Supplied data –
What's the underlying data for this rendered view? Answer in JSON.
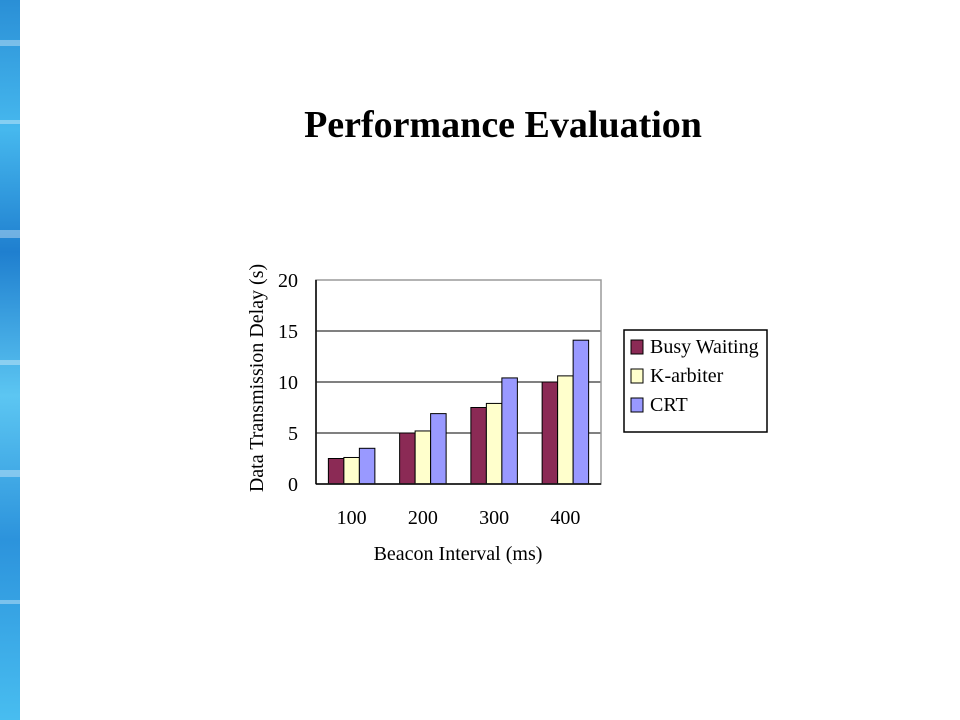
{
  "slide": {
    "title": "Performance Evaluation"
  },
  "colors": {
    "Busy Waiting": "#8b2a55",
    "K-arbiter": "#ffffcc",
    "CRT": "#9999ff",
    "accent_strip": "#2a8fd6"
  },
  "chart_data": {
    "type": "bar",
    "title": "",
    "xlabel": "Beacon Interval (ms)",
    "ylabel": "Data Transmission Delay (s)",
    "categories": [
      "100",
      "200",
      "300",
      "400"
    ],
    "ylim": [
      0,
      20
    ],
    "yticks": [
      "0",
      "5",
      "10",
      "15",
      "20"
    ],
    "grid": "horizontal",
    "legend_position": "right",
    "series": [
      {
        "name": "Busy Waiting",
        "values": [
          2.5,
          5.0,
          7.5,
          10.0
        ]
      },
      {
        "name": "K-arbiter",
        "values": [
          2.6,
          5.2,
          7.9,
          10.6
        ]
      },
      {
        "name": "CRT",
        "values": [
          3.5,
          6.9,
          10.4,
          14.1
        ]
      }
    ]
  }
}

The exercise – Copy each line in the data that holds the word "Waiting".

Solution below –
    "Busy Waiting": "#8b2a55",
        "name": "Busy Waiting",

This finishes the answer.